- _PROVIDED MATERIAL_:
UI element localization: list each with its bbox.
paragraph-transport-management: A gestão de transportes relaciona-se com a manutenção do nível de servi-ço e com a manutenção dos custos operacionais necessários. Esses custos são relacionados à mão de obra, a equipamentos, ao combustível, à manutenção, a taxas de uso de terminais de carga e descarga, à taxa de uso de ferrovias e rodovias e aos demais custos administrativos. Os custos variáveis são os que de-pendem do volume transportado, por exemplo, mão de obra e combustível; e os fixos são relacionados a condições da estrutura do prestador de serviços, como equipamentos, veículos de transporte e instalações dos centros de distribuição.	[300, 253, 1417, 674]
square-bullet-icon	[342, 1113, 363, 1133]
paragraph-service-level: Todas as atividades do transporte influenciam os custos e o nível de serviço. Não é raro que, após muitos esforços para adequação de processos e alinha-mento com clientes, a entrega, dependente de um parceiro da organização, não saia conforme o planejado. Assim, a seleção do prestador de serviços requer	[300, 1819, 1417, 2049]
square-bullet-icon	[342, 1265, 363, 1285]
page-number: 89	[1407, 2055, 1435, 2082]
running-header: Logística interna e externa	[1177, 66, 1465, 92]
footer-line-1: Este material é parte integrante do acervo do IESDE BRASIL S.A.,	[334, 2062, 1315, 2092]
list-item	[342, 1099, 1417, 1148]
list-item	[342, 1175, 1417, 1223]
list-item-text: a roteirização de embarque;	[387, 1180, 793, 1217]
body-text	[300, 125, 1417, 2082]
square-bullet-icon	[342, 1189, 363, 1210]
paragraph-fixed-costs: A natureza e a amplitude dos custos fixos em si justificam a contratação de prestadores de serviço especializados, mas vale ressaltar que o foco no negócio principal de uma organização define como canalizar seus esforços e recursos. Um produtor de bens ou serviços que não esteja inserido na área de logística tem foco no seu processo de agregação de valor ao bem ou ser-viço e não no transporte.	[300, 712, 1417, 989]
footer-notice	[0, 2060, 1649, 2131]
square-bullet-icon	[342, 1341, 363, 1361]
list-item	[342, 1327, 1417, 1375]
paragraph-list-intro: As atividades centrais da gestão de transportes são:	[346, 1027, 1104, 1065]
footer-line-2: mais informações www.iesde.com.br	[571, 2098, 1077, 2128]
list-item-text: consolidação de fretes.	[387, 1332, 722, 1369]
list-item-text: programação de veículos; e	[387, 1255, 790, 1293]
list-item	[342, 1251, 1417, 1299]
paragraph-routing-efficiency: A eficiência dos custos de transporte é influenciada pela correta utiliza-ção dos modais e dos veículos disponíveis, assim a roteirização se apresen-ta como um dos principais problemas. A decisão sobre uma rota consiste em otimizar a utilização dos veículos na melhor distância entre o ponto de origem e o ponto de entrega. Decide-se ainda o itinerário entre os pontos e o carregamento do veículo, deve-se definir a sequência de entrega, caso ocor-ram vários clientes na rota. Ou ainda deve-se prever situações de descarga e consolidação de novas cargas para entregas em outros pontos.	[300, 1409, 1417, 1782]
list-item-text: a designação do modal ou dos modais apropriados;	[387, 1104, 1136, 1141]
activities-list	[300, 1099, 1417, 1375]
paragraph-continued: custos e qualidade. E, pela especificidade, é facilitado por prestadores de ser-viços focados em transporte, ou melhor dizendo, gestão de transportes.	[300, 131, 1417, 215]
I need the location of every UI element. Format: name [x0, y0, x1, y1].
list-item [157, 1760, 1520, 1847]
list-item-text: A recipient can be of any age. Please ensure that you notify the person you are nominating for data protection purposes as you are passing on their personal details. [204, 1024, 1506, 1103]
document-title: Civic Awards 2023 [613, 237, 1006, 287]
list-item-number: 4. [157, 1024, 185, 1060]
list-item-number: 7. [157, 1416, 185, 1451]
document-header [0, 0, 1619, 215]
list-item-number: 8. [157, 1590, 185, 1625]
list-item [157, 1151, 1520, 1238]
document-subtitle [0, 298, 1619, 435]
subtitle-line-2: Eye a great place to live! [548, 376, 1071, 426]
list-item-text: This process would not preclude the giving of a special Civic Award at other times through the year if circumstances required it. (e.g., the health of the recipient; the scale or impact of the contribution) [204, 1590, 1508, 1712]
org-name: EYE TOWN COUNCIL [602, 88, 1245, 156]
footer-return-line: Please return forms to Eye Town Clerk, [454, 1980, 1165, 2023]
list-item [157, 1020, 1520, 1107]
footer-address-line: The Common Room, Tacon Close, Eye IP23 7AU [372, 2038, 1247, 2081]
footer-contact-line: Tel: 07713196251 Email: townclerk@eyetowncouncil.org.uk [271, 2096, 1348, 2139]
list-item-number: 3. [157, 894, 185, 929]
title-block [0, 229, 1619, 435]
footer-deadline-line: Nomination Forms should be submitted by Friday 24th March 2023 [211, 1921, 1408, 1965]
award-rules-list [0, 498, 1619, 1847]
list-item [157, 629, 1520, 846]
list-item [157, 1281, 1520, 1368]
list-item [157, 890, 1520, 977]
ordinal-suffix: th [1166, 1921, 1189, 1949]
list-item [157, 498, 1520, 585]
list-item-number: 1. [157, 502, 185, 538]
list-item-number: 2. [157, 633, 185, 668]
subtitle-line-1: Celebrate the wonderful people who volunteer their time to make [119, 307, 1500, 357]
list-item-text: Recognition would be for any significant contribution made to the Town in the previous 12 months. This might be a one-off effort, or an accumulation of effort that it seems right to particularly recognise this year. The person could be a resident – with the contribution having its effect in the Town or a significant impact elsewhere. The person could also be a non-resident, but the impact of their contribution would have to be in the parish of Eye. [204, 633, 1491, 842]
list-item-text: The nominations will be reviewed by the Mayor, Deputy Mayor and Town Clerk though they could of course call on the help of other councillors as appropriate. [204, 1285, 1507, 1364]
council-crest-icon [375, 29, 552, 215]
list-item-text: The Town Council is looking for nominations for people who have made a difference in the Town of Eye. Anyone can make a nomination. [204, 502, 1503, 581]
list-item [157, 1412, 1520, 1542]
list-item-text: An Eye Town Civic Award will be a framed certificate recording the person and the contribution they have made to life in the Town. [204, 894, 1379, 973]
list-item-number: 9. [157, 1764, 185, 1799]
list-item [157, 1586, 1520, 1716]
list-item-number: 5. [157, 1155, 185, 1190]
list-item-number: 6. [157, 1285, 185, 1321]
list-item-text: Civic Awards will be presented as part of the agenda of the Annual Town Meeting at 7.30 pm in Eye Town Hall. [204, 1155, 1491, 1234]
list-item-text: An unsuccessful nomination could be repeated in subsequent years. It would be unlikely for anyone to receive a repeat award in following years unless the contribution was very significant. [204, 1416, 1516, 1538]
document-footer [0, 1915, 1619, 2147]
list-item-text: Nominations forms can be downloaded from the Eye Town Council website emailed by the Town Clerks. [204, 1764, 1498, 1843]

- _GIVEN TASK_: Copy all of the data above line for line, keeping every character unchanged.

- _RESULT OF THIS TASK_:
UI element localization: list each with its bbox.
paragraph-transport-management: A gestão de transportes relaciona-se com a manutenção do nível de servi-ço e com a manutenção dos custos operacionais necessários. Esses custos são relacionados à mão de obra, a equipamentos, ao combustível, à manutenção, a taxas de uso de terminais de carga e descarga, à taxa de uso de ferrovias e rodovias e aos demais custos administrativos. Os custos variáveis são os que de-pendem do volume transportado, por exemplo, mão de obra e combustível; e os fixos são relacionados a condições da estrutura do prestador de serviços, como equipamentos, veículos de transporte e instalações dos centros de distribuição.	[300, 253, 1417, 674]
square-bullet-icon	[342, 1113, 363, 1133]
paragraph-service-level: Todas as atividades do transporte influenciam os custos e o nível de serviço. Não é raro que, após muitos esforços para adequação de processos e alinha-mento com clientes, a entrega, dependente de um parceiro da organização, não saia conforme o planejado. Assim, a seleção do prestador de serviços requer	[300, 1819, 1417, 2049]
square-bullet-icon	[342, 1265, 363, 1285]
page-number: 89	[1407, 2055, 1435, 2082]
running-header: Logística interna e externa	[1177, 66, 1465, 92]
footer-line-1: Este material é parte integrante do acervo do IESDE BRASIL S.A.,	[334, 2062, 1315, 2092]
list-item	[342, 1099, 1417, 1148]
list-item	[342, 1175, 1417, 1223]
list-item-text: a roteirização de embarque;	[387, 1180, 793, 1217]
body-text	[300, 125, 1417, 2082]
square-bullet-icon	[342, 1189, 363, 1210]
paragraph-fixed-costs: A natureza e a amplitude dos custos fixos em si justificam a contratação de prestadores de serviço especializados, mas vale ressaltar que o foco no negócio principal de uma organização define como canalizar seus esforços e recursos. Um produtor de bens ou serviços que não esteja inserido na área de logística tem foco no seu processo de agregação de valor ao bem ou ser-viço e não no transporte.	[300, 712, 1417, 989]
footer-notice	[0, 2060, 1649, 2131]
square-bullet-icon	[342, 1341, 363, 1361]
list-item	[342, 1327, 1417, 1375]
paragraph-list-intro: As atividades centrais da gestão de transportes são:	[346, 1027, 1104, 1065]
footer-line-2: mais informações www.iesde.com.br	[571, 2098, 1077, 2128]
list-item-text: consolidação de fretes.	[387, 1332, 722, 1369]
list-item-text: programação de veículos; e	[387, 1255, 790, 1293]
list-item	[342, 1251, 1417, 1299]
paragraph-routing-efficiency: A eficiência dos custos de transporte é influenciada pela correta utiliza-ção dos modais e dos veículos disponíveis, assim a roteirização se apresen-ta como um dos principais problemas. A decisão sobre uma rota consiste em otimizar a utilização dos veículos na melhor distância entre o ponto de origem e o ponto de entrega. Decide-se ainda o itinerário entre os pontos e o carregamento do veículo, deve-se definir a sequência de entrega, caso ocor-ram vários clientes na rota. Ou ainda deve-se prever situações de descarga e consolidação de novas cargas para entregas em outros pontos.	[300, 1409, 1417, 1782]
list-item-text: a designação do modal ou dos modais apropriados;	[387, 1104, 1136, 1141]
activities-list	[300, 1099, 1417, 1375]
paragraph-continued: custos e qualidade. E, pela especificidade, é facilitado por prestadores de ser-viços focados em transporte, ou melhor dizendo, gestão de transportes.	[300, 131, 1417, 215]
I need the location of every UI element. Format: name [x0, y0, x1, y1].
list-item [157, 1760, 1520, 1847]
list-item-text: A recipient can be of any age. Please ensure that you notify the person you are nominating for data protection purposes as you are passing on their personal details. [204, 1024, 1506, 1103]
document-title: Civic Awards 2023 [613, 237, 1006, 287]
list-item-number: 4. [157, 1024, 185, 1060]
list-item-number: 7. [157, 1416, 185, 1451]
document-header [0, 0, 1619, 215]
list-item-number: 8. [157, 1590, 185, 1625]
list-item [157, 1151, 1520, 1238]
document-subtitle [0, 298, 1619, 435]
subtitle-line-2: Eye a great place to live! [548, 376, 1071, 426]
list-item-text: This process would not preclude the giving of a special Civic Award at other times through the year if circumstances required it. (e.g., the health of the recipient; the scale or impact of the contribution) [204, 1590, 1508, 1712]
org-name: EYE TOWN COUNCIL [602, 88, 1245, 156]
footer-return-line: Please return forms to Eye Town Clerk, [454, 1980, 1165, 2023]
list-item [157, 1020, 1520, 1107]
footer-address-line: The Common Room, Tacon Close, Eye IP23 7AU [372, 2038, 1247, 2081]
footer-contact-line: Tel: 07713196251 Email: townclerk@eyetowncouncil.org.uk [271, 2096, 1348, 2139]
list-item-number: 3. [157, 894, 185, 929]
title-block [0, 229, 1619, 435]
footer-deadline-line: Nomination Forms should be submitted by Friday 24th March 2023 [211, 1921, 1408, 1965]
award-rules-list [0, 498, 1619, 1847]
list-item [157, 629, 1520, 846]
list-item [157, 1281, 1520, 1368]
list-item [157, 890, 1520, 977]
ordinal-suffix: th [1166, 1921, 1189, 1949]
list-item [157, 498, 1520, 585]
list-item-number: 1. [157, 502, 185, 538]
list-item-number: 2. [157, 633, 185, 668]
subtitle-line-1: Celebrate the wonderful people who volunteer their time to make [119, 307, 1500, 357]
list-item-text: Recognition would be for any significant contribution made to the Town in the previous 12 months. This might be a one-off effort, or an accumulation of effort that it seems right to particularly recognise this year. The person could be a resident – with the contribution having its effect in the Town or a significant impact elsewhere. The person could also be a non-resident, but the impact of their contribution would have to be in the parish of Eye. [204, 633, 1491, 842]
list-item-text: The nominations will be reviewed by the Mayor, Deputy Mayor and Town Clerk though they could of course call on the help of other councillors as appropriate. [204, 1285, 1507, 1364]
council-crest-icon [375, 29, 552, 215]
list-item-text: The Town Council is looking for nominations for people who have made a difference in the Town of Eye. Anyone can make a nomination. [204, 502, 1503, 581]
list-item [157, 1412, 1520, 1542]
list-item-text: An Eye Town Civic Award will be a framed certificate recording the person and the contribution they have made to life in the Town. [204, 894, 1379, 973]
list-item-number: 9. [157, 1764, 185, 1799]
list-item [157, 1586, 1520, 1716]
list-item-number: 5. [157, 1155, 185, 1190]
list-item-number: 6. [157, 1285, 185, 1321]
list-item-text: Civic Awards will be presented as part of the agenda of the Annual Town Meeting at 7.30 pm in Eye Town Hall. [204, 1155, 1491, 1234]
list-item-text: An unsuccessful nomination could be repeated in subsequent years. It would be unlikely for anyone to receive a repeat award in following years unless the contribution was very significant. [204, 1416, 1516, 1538]
document-footer [0, 1915, 1619, 2147]
list-item-text: Nominations forms can be downloaded from the Eye Town Council website emailed by the Town Clerks. [204, 1764, 1498, 1843]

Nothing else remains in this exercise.